# THE PROBLEM
Please look for the string "JSON" below and report every line in which it occurs.

# Entries from a dataset of interfaces

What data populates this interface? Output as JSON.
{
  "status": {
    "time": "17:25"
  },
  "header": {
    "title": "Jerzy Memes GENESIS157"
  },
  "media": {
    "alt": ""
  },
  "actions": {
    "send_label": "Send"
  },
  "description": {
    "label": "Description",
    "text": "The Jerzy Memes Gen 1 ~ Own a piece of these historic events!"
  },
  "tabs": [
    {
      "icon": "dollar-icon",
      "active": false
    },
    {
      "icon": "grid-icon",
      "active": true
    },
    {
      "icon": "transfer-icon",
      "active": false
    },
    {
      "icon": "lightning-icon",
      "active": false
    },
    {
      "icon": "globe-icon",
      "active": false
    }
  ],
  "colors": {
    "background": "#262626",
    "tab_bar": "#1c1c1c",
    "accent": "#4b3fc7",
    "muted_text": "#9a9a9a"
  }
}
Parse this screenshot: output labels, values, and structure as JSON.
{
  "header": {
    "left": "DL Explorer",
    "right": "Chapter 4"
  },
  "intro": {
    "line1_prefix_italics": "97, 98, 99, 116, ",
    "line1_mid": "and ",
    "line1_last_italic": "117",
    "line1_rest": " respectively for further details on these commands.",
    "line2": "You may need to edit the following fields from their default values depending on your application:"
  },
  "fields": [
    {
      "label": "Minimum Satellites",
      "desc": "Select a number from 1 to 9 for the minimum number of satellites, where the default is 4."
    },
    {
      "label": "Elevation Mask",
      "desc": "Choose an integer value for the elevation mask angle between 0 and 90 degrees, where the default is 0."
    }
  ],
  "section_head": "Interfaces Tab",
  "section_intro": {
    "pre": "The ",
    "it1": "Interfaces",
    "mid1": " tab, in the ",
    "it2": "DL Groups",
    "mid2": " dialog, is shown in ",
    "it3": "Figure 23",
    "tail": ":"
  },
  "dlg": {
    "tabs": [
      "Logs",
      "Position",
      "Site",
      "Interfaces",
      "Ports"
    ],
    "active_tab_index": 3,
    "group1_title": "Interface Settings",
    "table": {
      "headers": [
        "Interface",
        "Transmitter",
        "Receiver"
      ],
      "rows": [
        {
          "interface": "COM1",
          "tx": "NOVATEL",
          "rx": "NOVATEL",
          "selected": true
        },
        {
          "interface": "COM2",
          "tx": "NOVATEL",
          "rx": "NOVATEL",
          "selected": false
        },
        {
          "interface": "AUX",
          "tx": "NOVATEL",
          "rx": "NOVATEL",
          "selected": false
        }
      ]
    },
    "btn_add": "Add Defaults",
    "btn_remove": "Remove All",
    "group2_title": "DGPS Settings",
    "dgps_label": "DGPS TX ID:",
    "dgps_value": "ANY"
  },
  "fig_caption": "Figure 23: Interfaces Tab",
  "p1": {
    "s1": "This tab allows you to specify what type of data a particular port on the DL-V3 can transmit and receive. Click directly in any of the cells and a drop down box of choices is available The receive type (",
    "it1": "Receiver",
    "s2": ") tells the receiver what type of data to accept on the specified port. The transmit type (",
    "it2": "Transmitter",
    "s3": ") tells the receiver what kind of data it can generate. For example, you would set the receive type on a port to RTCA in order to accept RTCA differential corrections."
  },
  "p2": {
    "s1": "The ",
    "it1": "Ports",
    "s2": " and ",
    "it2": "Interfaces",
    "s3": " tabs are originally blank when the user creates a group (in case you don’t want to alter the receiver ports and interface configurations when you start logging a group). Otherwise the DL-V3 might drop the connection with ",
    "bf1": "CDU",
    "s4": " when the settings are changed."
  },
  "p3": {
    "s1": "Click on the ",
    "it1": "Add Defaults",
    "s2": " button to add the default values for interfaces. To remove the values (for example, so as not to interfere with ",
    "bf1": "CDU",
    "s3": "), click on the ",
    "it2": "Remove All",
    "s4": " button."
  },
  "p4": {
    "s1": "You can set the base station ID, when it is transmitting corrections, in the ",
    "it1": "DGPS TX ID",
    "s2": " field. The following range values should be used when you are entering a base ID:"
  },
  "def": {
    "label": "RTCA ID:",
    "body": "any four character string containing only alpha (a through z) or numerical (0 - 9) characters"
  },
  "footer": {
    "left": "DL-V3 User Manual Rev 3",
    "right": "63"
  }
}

# PROBLEM SOLUTION
What data populates this interface? Output as JSON.
Parse this screenshot: output labels, values, and structure as JSON.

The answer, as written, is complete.